-- begin DATA SECTION --

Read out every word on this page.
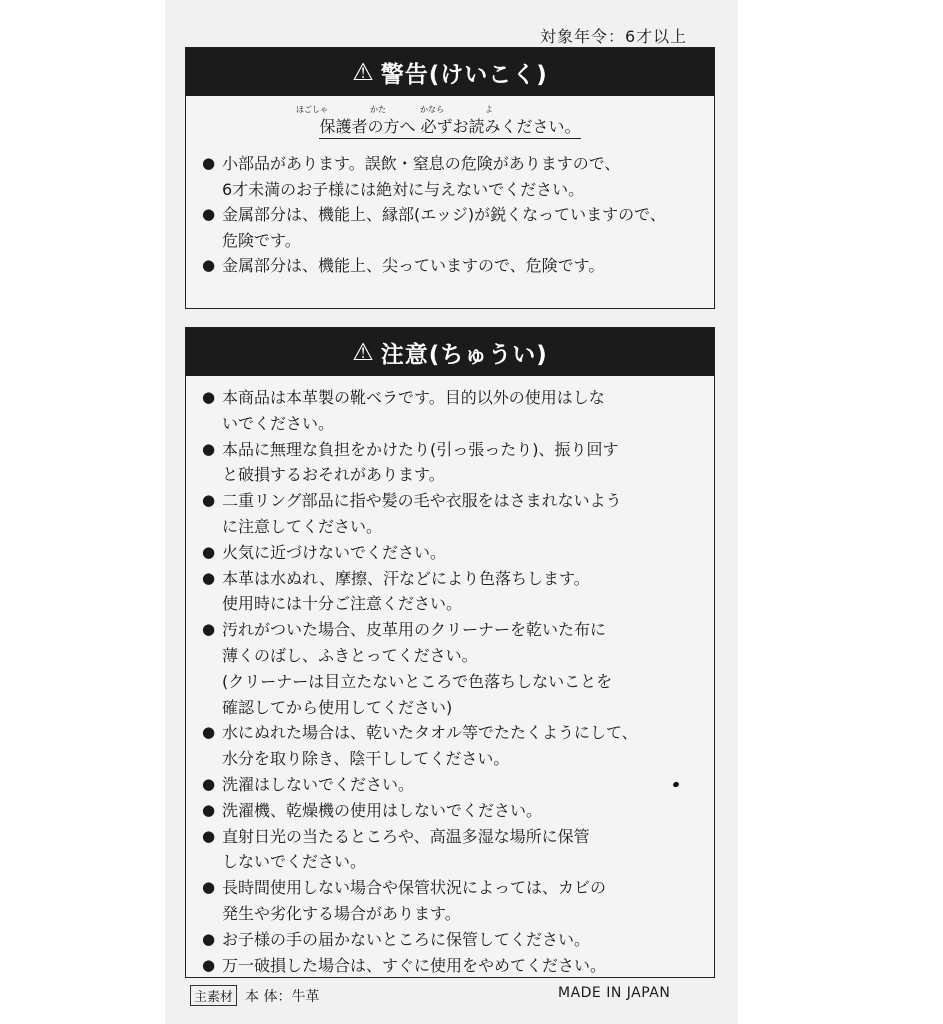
対象年令：6才以上
⚠ 警告(けいこく)
ほごしゃ	かた	かなら	よ
保護者の方へ 必ずお読みください。
● 小部品があります。誤飲・窒息の危険がありますので、
6才未満のお子様には絶対に与えないでください。
● 金属部分は、機能上、縁部(エッジ)が鋭くなっていますので、
危険です。
● 金属部分は、機能上、尖っていますので、危険です。
⚠ 注意(ちゅうい)
● 本商品は本革製の靴ベラです。目的以外の使用はしな
いでください。
● 本品に無理な負担をかけたり(引っ張ったり)、振り回す
と破損するおそれがあります。
● 二重リング部品に指や髪の毛や衣服をはさまれないよう
に注意してください。
● 火気に近づけないでください。
● 本革は水ぬれ、摩擦、汗などにより色落ちします。
使用時には十分ご注意ください。
● 汚れがついた場合、皮革用のクリーナーを乾いた布に
薄くのばし、ふきとってください。
(クリーナーは目立たないところで色落ちしないことを
確認してから使用してください)
● 水にぬれた場合は、乾いたタオル等でたたくようにして、
水分を取り除き、陰干ししてください。
● 洗濯はしないでください。
● 洗濯機、乾燥機の使用はしないでください。
● 直射日光の当たるところや、高温多湿な場所に保管
しないでください。
● 長時間使用しない場合や保管状況によっては、カビの
発生や劣化する場合があります。
● お子様の手の届かないところに保管してください。
● 万一破損した場合は、すぐに使用をやめてください。
主素材 本 体：牛革	MADE IN JAPAN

-- end DATA SECTION --

WRITTEN TASK: Transcribe the whole listing exactly. Pictures stay out of your copy.

TASK ANSWER:
Read out every word on this page.
対象年令：6才以上
⚠ 警告(けいこく)
ほごしゃ	かた	かなら	よ
保護者の方へ 必ずお読みください。
● 小部品があります。誤飲・窒息の危険がありますので、
6才未満のお子様には絶対に与えないでください。
● 金属部分は、機能上、縁部(エッジ)が鋭くなっていますので、
危険です。
● 金属部分は、機能上、尖っていますので、危険です。
⚠ 注意(ちゅうい)
● 本商品は本革製の靴ベラです。目的以外の使用はしな
いでください。
● 本品に無理な負担をかけたり(引っ張ったり)、振り回す
と破損するおそれがあります。
● 二重リング部品に指や髪の毛や衣服をはさまれないよう
に注意してください。
● 火気に近づけないでください。
● 本革は水ぬれ、摩擦、汗などにより色落ちします。
使用時には十分ご注意ください。
● 汚れがついた場合、皮革用のクリーナーを乾いた布に
薄くのばし、ふきとってください。
(クリーナーは目立たないところで色落ちしないことを
確認してから使用してください)
● 水にぬれた場合は、乾いたタオル等でたたくようにして、
水分を取り除き、陰干ししてください。
● 洗濯はしないでください。
● 洗濯機、乾燥機の使用はしないでください。
● 直射日光の当たるところや、高温多湿な場所に保管
しないでください。
● 長時間使用しない場合や保管状況によっては、カビの
発生や劣化する場合があります。
● お子様の手の届かないところに保管してください。
● 万一破損した場合は、すぐに使用をやめてください。
主素材 本 体：牛革	MADE IN JAPAN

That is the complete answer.